**WHAT YOU SHOULD DO**.
Determine which lines contain the word "Eumelanin", then copy those lines.

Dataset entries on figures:
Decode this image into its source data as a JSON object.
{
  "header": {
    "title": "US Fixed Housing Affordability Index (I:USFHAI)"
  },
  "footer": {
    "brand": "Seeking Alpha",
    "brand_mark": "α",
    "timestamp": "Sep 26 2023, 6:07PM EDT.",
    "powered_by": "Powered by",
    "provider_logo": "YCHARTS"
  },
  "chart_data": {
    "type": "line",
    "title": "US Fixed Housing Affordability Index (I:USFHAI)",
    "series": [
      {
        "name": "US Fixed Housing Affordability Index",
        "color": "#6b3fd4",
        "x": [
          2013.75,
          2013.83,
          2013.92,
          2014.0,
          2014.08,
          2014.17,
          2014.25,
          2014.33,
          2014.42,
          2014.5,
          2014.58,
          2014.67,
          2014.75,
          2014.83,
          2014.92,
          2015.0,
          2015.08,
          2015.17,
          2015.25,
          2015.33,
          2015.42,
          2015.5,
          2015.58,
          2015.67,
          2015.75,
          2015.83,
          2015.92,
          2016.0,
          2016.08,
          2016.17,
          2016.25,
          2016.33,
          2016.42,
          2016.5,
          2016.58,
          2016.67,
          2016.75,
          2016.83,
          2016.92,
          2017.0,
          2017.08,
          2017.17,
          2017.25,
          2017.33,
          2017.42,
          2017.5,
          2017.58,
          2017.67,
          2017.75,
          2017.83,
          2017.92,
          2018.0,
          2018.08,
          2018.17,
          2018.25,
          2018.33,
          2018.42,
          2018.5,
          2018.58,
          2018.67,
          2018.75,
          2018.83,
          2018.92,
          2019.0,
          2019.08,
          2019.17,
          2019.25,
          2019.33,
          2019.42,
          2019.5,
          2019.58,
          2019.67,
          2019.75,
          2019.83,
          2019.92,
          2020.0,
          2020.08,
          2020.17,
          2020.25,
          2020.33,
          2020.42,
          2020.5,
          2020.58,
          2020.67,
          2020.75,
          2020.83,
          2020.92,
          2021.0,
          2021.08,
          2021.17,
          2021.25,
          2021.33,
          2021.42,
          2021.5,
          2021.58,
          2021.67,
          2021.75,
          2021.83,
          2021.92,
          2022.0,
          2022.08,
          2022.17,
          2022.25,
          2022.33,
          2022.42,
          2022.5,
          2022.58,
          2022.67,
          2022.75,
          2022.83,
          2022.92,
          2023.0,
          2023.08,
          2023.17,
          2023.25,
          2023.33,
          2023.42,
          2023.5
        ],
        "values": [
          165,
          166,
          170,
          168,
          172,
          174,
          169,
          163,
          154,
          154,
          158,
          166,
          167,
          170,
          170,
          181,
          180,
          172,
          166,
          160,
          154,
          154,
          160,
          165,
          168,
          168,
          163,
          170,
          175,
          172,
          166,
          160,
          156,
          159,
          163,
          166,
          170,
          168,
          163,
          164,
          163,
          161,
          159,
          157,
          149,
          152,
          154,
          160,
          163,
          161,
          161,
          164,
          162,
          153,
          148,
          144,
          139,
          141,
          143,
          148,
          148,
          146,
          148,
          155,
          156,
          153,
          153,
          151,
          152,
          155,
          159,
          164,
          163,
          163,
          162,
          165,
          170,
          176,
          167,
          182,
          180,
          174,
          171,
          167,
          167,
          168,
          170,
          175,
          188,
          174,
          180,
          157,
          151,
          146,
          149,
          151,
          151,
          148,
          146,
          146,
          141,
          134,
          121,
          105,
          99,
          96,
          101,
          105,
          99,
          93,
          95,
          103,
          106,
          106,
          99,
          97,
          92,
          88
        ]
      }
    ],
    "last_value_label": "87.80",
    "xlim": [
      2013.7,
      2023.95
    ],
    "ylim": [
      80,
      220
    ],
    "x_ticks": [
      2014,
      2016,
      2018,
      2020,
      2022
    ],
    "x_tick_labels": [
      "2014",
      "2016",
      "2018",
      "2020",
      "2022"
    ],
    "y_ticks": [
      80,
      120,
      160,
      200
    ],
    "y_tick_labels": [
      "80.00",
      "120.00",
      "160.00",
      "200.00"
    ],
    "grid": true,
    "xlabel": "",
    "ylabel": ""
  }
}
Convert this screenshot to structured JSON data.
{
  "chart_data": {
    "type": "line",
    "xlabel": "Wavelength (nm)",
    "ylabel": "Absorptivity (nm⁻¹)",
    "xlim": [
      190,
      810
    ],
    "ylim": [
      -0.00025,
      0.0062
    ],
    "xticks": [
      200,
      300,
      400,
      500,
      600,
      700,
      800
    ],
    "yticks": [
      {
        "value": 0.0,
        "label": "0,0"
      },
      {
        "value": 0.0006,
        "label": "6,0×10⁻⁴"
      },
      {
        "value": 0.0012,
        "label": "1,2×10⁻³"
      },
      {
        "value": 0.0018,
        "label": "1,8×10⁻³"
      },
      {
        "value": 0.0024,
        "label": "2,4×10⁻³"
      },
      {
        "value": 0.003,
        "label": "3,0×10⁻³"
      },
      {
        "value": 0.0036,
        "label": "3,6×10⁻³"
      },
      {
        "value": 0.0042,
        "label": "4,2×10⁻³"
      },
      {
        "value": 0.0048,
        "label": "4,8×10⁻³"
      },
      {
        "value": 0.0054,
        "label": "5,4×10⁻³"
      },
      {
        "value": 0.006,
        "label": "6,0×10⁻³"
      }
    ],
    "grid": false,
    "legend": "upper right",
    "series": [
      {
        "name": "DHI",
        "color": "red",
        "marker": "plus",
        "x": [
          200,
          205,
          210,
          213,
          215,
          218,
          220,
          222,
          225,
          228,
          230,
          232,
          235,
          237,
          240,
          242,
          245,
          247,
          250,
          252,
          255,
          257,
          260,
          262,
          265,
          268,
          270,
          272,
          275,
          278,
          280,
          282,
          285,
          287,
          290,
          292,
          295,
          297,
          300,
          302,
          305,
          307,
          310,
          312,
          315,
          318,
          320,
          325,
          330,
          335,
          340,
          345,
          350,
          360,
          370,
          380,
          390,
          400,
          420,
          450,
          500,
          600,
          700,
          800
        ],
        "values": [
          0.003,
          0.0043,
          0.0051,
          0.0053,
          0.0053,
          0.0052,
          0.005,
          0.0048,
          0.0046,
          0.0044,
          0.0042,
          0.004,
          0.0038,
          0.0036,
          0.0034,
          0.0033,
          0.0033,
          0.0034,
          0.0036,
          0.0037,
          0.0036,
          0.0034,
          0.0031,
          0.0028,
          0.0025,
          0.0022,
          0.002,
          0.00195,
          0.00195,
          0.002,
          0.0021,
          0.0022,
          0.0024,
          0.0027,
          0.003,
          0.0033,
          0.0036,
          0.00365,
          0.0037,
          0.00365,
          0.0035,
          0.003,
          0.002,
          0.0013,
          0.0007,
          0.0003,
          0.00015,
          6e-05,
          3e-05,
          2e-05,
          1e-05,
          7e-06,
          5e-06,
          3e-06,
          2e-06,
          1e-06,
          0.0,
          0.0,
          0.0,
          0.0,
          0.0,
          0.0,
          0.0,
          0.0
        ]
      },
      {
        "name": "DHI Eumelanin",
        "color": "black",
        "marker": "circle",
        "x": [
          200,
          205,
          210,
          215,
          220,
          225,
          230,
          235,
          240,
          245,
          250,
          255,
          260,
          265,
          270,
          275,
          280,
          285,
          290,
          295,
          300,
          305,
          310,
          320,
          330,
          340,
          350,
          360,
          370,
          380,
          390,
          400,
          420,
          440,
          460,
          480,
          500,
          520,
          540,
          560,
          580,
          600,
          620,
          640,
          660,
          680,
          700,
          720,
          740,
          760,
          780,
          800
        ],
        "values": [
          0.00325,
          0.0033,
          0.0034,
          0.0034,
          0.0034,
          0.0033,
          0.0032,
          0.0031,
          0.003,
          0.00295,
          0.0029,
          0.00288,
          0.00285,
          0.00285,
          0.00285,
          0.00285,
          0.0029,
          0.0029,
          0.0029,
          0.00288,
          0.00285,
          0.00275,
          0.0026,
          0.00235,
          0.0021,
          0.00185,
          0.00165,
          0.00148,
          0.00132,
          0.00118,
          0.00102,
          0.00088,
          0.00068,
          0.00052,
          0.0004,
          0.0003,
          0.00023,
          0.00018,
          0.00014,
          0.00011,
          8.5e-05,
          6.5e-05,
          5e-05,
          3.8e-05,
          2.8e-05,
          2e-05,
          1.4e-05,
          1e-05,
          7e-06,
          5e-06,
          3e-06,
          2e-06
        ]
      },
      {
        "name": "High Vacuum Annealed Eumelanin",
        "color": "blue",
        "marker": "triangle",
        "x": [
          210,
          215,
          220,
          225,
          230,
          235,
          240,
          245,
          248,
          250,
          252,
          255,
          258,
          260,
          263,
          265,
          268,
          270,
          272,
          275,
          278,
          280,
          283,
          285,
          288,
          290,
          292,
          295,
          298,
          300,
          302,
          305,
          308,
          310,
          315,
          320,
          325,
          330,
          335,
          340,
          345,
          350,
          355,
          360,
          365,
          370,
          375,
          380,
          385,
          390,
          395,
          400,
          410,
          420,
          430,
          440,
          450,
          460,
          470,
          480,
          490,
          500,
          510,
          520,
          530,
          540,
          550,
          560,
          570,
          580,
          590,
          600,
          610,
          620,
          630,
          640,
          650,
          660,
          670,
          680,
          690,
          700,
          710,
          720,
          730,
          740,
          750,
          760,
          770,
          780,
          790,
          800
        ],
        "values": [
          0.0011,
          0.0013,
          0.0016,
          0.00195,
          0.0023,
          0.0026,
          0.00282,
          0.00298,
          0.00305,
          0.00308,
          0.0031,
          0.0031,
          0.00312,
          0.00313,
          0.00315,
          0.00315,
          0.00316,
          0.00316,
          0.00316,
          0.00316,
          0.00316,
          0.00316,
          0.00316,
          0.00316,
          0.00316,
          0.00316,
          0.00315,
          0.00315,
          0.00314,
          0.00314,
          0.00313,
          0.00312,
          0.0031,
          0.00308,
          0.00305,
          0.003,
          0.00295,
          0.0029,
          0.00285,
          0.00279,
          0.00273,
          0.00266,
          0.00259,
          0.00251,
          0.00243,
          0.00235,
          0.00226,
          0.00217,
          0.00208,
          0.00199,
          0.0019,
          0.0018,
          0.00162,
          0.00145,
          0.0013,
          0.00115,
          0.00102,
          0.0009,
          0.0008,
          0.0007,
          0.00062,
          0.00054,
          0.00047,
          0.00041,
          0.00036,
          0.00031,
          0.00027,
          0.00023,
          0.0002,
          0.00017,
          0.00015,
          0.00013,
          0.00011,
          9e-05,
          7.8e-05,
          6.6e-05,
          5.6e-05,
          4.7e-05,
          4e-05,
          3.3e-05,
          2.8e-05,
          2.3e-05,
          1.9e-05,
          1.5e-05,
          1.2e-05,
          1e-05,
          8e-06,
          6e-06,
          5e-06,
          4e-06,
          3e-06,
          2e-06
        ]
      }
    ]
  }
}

**RESULT**.
        "name": "DHI Eumelanin",
        "name": "High Vacuum Annealed Eumelanin",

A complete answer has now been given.